## Task requirements
1. Edit the passage on Elaine Lorillard between "Elaine new job" and "was changed forevermore.", inclusive, and reproduce it with "orphans" changed to "children".
2. According to the passage on Elaine Lorillard, with which organization did Elaine accept a job in Naples?

## Text to read

——

It was in 1954, that Elaine Lorillard and her husband Louis founded the Newport Jazz Festival. Elaine’s love affair with jazz began in 1943. 

She was twenty-nine, single and was living in New York when she first heard jazz music. This was very different to her musical background. Elaine Guthrie was a graduate of the New England Conservatory Of Music. Music was in her blood. Her mother was a classical singer. However, Elaine wasn’t about to follow in her footsteps. Instead, she had just accepted a job with the Red Cross in Naples. 

Elaine new job found her teaching orphans to paint and play play the piano. It was a role she was suited to. She a classically trained musician and a gifted painter. By day Elaine taught,  and at night she explored the city of Naples. It was during two of these expeditions, that her life was changed forevermore.

During a trip into Naples, Elaine Guthrie heard jazz. Although she had heard jazz in New York before, this was the start of her love affair with jazz. Another of Elaine’s expeditions into Naples resulted in another love affair.

It was in Naples that Elaine first met Lieutenant Louis Livingston Lorillard. He was stationed in Naples with the US Army. Louis was five years Elaine’s junior. This didn’t matter. The pair quickly grew close and married three years later in 1946. By then, Elaine had embraced jazz fully.

——

## Data provided
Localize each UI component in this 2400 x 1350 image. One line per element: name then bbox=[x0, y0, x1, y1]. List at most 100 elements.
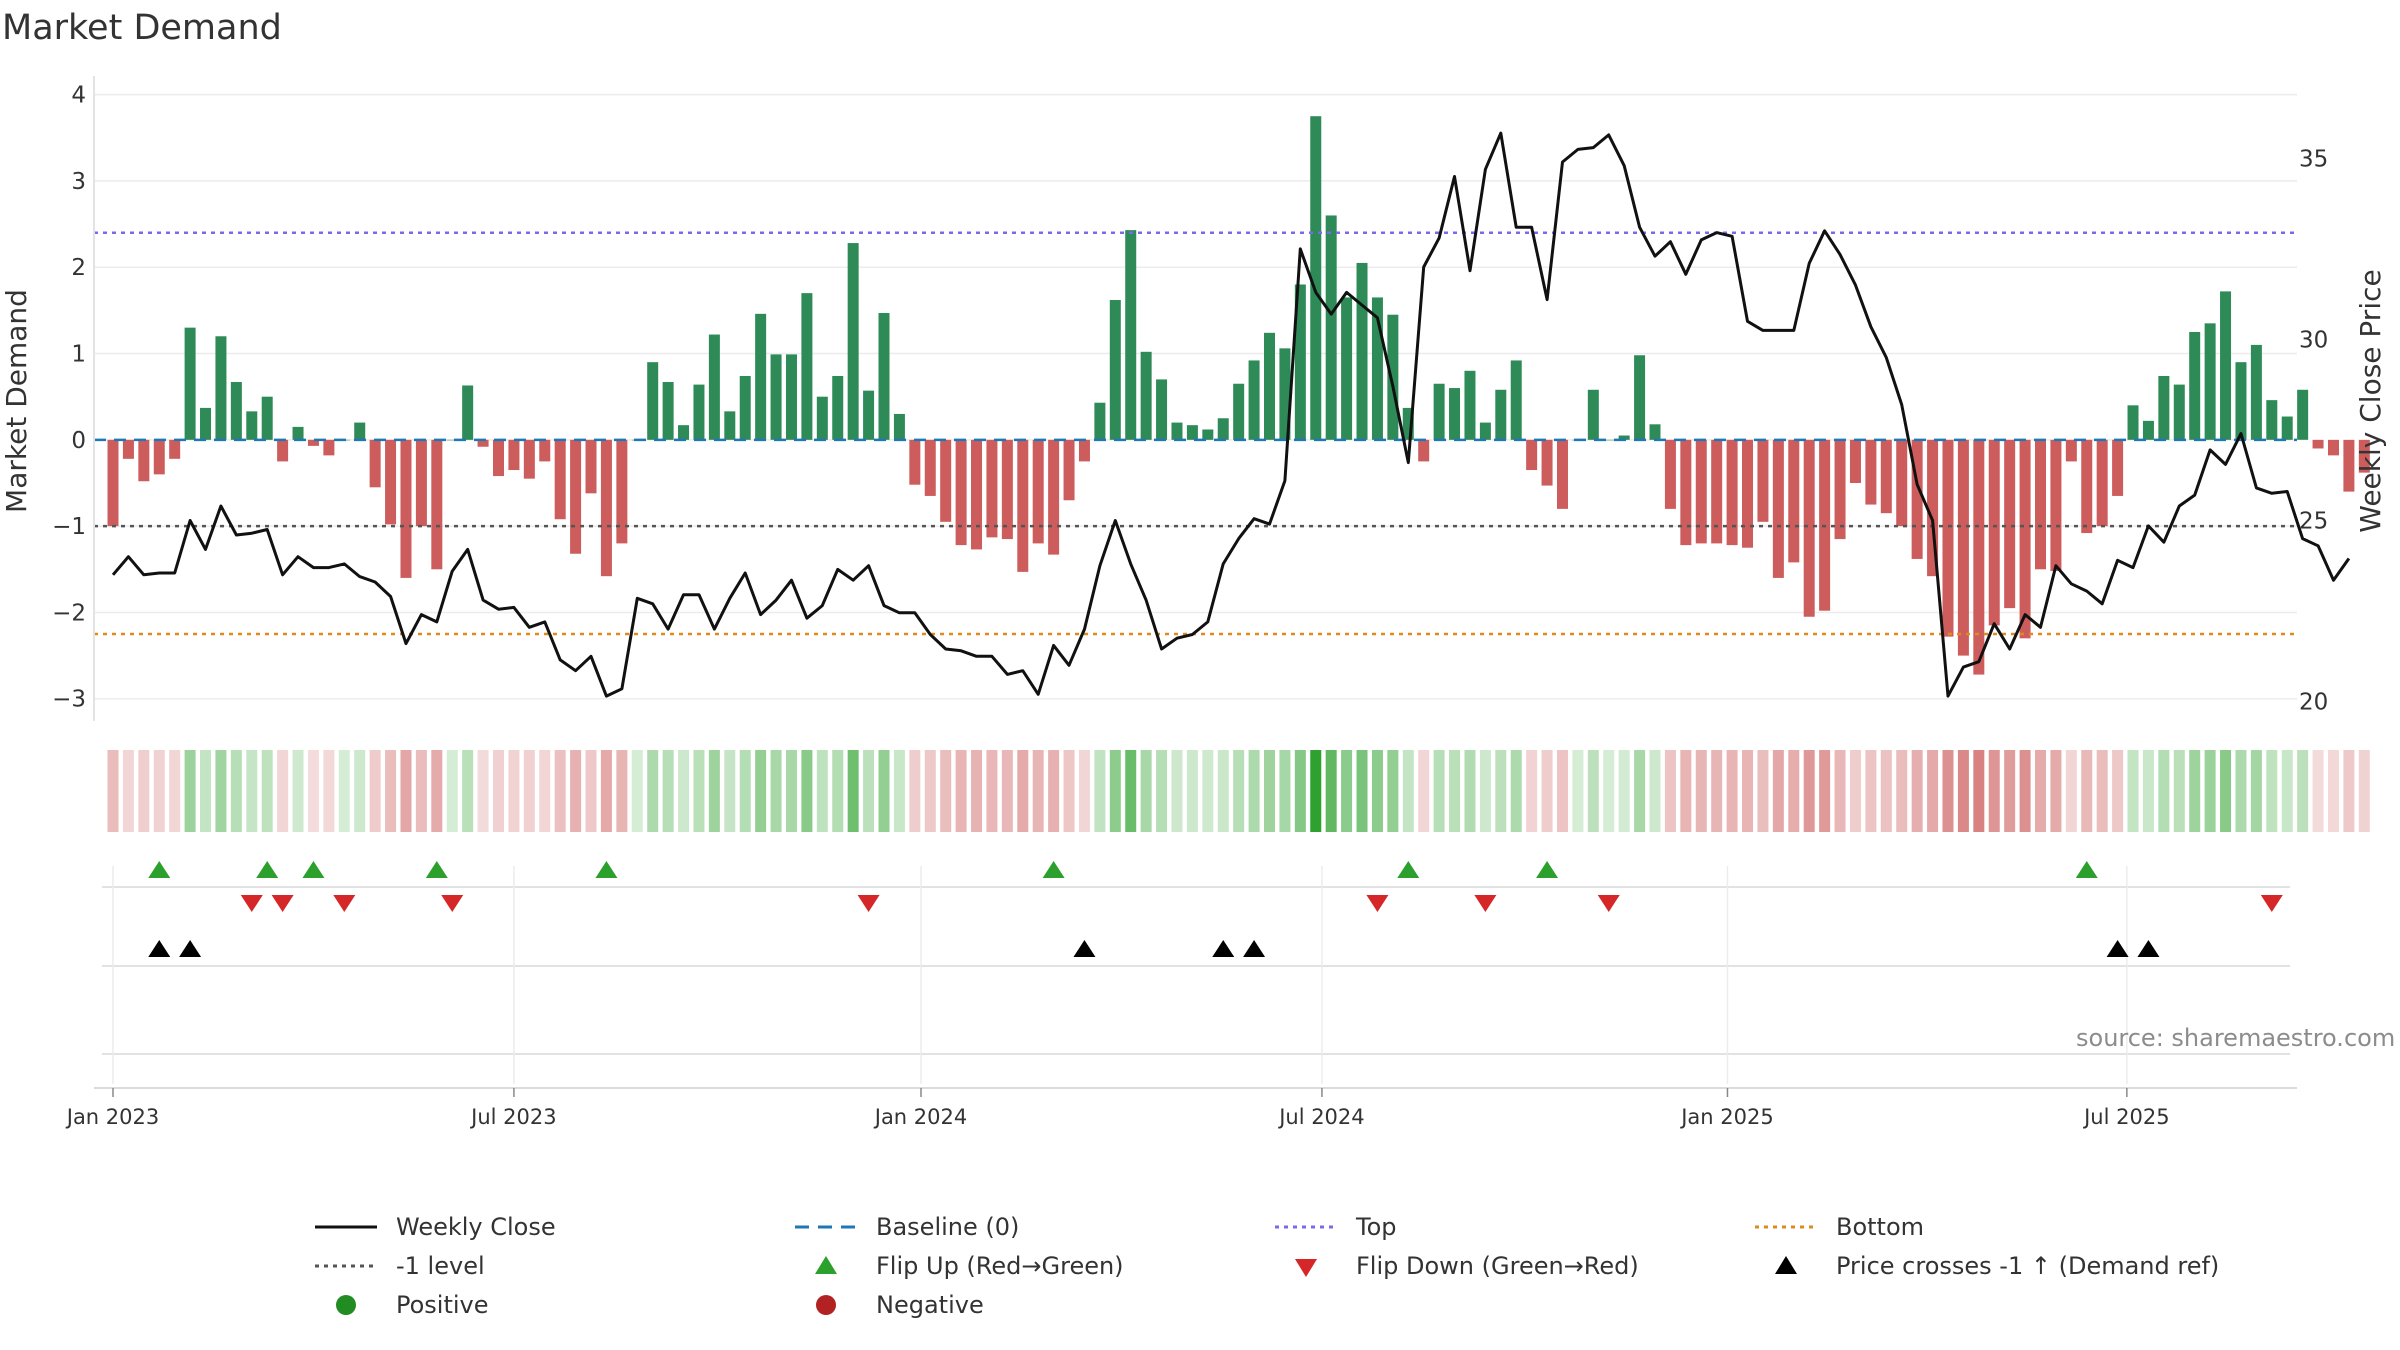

——

## Task-by-task solutions
1.
Elaine new job found her teaching children to paint and play play the piano. It was a role she was suited to. She a classically trained musician and a gifted painter. By day Elaine taught,  and at night she explored the city of Naples. It was during two of these expeditions, that her life was changed forevermore.

2. The Red Cross.